## Exercise goal
The records below must be copied in full; omit the images.

## Material provided
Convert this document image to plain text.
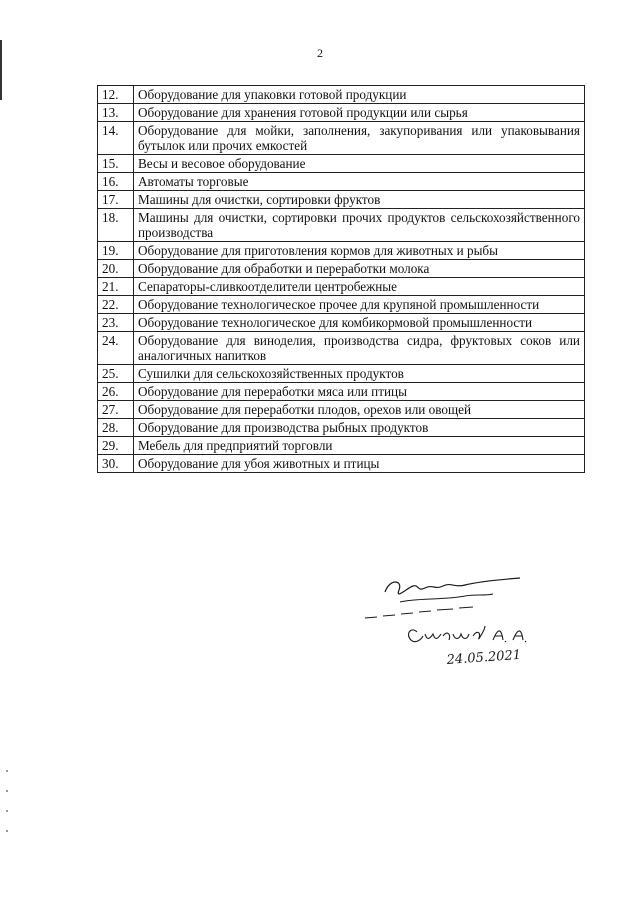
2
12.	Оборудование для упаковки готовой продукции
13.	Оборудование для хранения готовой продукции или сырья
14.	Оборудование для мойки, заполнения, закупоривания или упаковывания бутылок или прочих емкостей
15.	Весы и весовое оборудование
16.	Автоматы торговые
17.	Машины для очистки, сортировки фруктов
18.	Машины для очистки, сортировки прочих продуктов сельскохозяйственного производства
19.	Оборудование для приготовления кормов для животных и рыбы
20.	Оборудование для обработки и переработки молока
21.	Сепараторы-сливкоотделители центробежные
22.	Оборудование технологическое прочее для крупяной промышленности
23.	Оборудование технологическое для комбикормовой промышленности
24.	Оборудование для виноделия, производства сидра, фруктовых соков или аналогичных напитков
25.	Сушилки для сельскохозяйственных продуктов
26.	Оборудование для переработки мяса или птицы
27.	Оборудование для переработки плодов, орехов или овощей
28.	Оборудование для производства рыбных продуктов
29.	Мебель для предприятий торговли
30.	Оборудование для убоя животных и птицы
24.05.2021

## Response
Convert this document image to plain text.
2
12.	Оборудование для упаковки готовой продукции
13.	Оборудование для хранения готовой продукции или сырья
14.	Оборудование для мойки, заполнения, закупоривания или упаковывания бутылок или прочих емкостей
15.	Весы и весовое оборудование
16.	Автоматы торговые
17.	Машины для очистки, сортировки фруктов
18.	Машины для очистки, сортировки прочих продуктов сельскохозяйственного производства
19.	Оборудование для приготовления кормов для животных и рыбы
20.	Оборудование для обработки и переработки молока
21.	Сепараторы-сливкоотделители центробежные
22.	Оборудование технологическое прочее для крупяной промышленности
23.	Оборудование технологическое для комбикормовой промышленности
24.	Оборудование для виноделия, производства сидра, фруктовых соков или аналогичных напитков
25.	Сушилки для сельскохозяйственных продуктов
26.	Оборудование для переработки мяса или птицы
27.	Оборудование для переработки плодов, орехов или овощей
28.	Оборудование для производства рыбных продуктов
29.	Мебель для предприятий торговли
30.	Оборудование для убоя животных и птицы
24.05.2021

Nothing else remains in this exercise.